THE PROBLEM → Arrange every line of the material below as a JSON list of strings, one string per line, with blank lines omitted. Leave the pictures out of your answer.

---- EXTRACTED MATERIAL

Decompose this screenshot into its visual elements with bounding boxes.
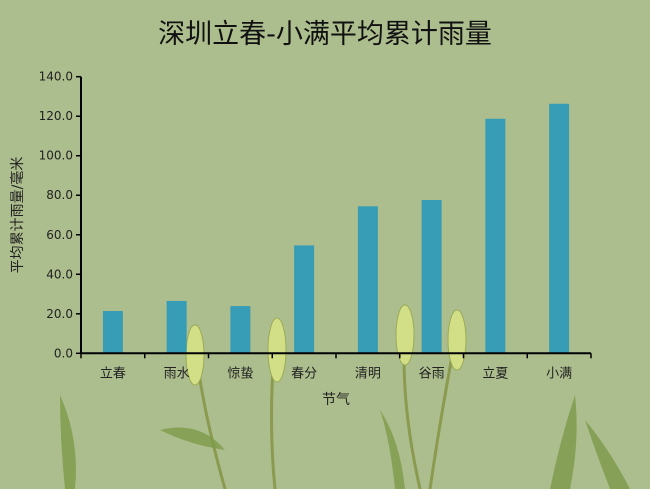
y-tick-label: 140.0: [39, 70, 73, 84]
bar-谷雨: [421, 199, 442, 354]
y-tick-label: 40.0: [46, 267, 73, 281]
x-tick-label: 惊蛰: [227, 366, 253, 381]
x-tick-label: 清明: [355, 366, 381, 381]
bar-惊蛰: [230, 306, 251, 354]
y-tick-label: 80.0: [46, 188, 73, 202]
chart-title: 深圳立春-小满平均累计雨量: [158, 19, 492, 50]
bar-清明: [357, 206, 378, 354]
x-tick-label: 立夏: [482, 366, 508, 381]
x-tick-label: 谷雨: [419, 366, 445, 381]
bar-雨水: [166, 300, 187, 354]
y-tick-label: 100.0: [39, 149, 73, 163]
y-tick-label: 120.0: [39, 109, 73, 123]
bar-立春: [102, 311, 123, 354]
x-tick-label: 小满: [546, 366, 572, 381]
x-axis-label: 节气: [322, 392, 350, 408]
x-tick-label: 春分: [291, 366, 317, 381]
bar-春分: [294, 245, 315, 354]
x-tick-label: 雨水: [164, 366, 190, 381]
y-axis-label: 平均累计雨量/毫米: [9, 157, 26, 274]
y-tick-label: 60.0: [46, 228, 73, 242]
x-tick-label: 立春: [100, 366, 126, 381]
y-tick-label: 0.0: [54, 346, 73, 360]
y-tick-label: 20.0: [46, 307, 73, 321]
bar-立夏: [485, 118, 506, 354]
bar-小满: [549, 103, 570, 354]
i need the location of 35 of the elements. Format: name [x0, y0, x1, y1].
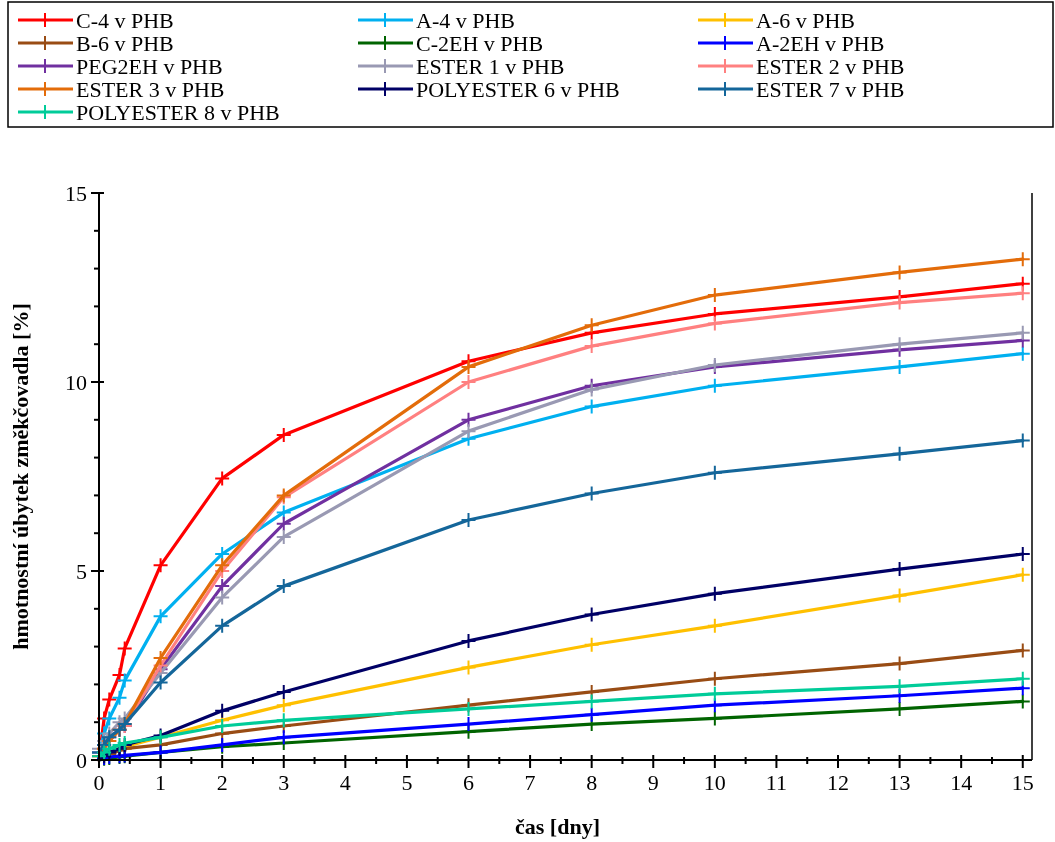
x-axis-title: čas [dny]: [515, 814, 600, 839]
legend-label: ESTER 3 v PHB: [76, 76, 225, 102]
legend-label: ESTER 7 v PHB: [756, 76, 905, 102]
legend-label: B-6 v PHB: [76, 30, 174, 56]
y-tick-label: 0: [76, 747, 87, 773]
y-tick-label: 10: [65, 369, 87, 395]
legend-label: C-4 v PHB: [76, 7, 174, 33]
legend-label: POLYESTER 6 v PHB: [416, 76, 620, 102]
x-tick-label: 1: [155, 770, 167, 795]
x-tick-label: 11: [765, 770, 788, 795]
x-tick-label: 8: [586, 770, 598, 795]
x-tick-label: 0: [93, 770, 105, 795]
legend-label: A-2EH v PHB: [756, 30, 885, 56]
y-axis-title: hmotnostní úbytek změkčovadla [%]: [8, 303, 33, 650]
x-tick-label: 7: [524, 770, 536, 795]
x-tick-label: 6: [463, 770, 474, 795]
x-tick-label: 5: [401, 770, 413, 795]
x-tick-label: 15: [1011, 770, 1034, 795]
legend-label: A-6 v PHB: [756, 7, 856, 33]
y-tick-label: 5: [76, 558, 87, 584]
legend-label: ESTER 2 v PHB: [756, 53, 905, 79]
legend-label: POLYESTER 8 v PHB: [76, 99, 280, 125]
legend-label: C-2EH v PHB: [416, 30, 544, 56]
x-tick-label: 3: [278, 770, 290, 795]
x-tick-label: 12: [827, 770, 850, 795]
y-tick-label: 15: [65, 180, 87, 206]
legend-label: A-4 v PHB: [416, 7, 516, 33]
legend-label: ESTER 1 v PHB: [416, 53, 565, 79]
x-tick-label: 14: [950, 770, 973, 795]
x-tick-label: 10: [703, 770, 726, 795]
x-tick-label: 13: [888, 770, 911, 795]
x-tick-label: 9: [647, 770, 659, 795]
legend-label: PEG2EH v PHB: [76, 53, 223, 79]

--------

EXERCISE ANSWER →
[
  "Decompose this screenshot into its visual elements with bounding boxes.",
  "y-tick-label: 140.0: [39, 70, 73, 84]",
  "bar-谷雨: [421, 199, 442, 354]",
  "y-tick-label: 40.0: [46, 267, 73, 281]",
  "x-tick-label: 惊蛰: [227, 366, 253, 381]",
  "x-tick-label: 清明: [355, 366, 381, 381]",
  "bar-惊蛰: [230, 306, 251, 354]",
  "y-tick-label: 80.0: [46, 188, 73, 202]",
  "chart-title: 深圳立春-小满平均累计雨量: [158, 19, 492, 50]",
  "bar-清明: [357, 206, 378, 354]",
  "x-tick-label: 立夏: [482, 366, 508, 381]",
  "x-tick-label: 谷雨: [419, 366, 445, 381]",
  "bar-雨水: [166, 300, 187, 354]",
  "y-tick-label: 100.0: [39, 149, 73, 163]",
  "y-tick-label: 120.0: [39, 109, 73, 123]",
  "bar-立春: [102, 311, 123, 354]",
  "x-tick-label: 小满: [546, 366, 572, 381]",
  "x-axis-label: 节气: [322, 392, 350, 408]",
  "x-tick-label: 春分: [291, 366, 317, 381]",
  "bar-春分: [294, 245, 315, 354]",
  "x-tick-label: 雨水: [164, 366, 190, 381]",
  "y-axis-label: 平均累计雨量/毫米: [9, 157, 26, 274]",
  "y-tick-label: 60.0: [46, 228, 73, 242]",
  "x-tick-label: 立春: [100, 366, 126, 381]",
  "y-tick-label: 0.0: [54, 346, 73, 360]",
  "y-tick-label: 20.0: [46, 307, 73, 321]",
  "bar-立夏: [485, 118, 506, 354]",
  "bar-小满: [549, 103, 570, 354]",
  "i need the location of 35 of the elements. Format: name [x0, y0, x1, y1].",
  "x-axis-title: čas [dny]: [515, 814, 600, 839]",
  "legend-label: ESTER 3 v PHB: [76, 76, 225, 102]",
  "legend-label: ESTER 7 v PHB: [756, 76, 905, 102]",
  "legend-label: B-6 v PHB: [76, 30, 174, 56]",
  "y-tick-label: 0: [76, 747, 87, 773]",
  "y-tick-label: 10: [65, 369, 87, 395]",
  "legend-label: C-4 v PHB: [76, 7, 174, 33]",
  "legend-label: POLYESTER 6 v PHB: [416, 76, 620, 102]",
  "x-tick-label: 1: [155, 770, 167, 795]",
  "x-tick-label: 11: [765, 770, 788, 795]",
  "x-tick-label: 8: [586, 770, 598, 795]",
  "x-tick-label: 0: [93, 770, 105, 795]",
  "legend-label: A-2EH v PHB: [756, 30, 885, 56]",
  "y-axis-title: hmotnostní úbytek změkčovadla [%]: [8, 303, 33, 650]",
  "x-tick-label: 7: [524, 770, 536, 795]",
  "x-tick-label: 6: [463, 770, 474, 795]",
  "x-tick-label: 5: [401, 770, 413, 795]",
  "x-tick-label: 15: [1011, 770, 1034, 795]",
  "legend-label: A-6 v PHB: [756, 7, 856, 33]",
  "y-tick-label: 5: [76, 558, 87, 584]",
  "legend-label: ESTER 2 v PHB: [756, 53, 905, 79]",
  "legend-label: POLYESTER 8 v PHB: [76, 99, 280, 125]",
  "legend-label: C-2EH v PHB: [416, 30, 544, 56]",
  "x-tick-label: 3: [278, 770, 290, 795]",
  "x-tick-label: 12: [827, 770, 850, 795]",
  "y-tick-label: 15: [65, 180, 87, 206]",
  "legend-label: A-4 v PHB: [416, 7, 516, 33]",
  "legend-label: ESTER 1 v PHB: [416, 53, 565, 79]",
  "x-tick-label: 14: [950, 770, 973, 795]",
  "x-tick-label: 10: [703, 770, 726, 795]",
  "x-tick-label: 13: [888, 770, 911, 795]",
  "x-tick-label: 9: [647, 770, 659, 795]",
  "legend-label: PEG2EH v PHB: [76, 53, 223, 79]"
]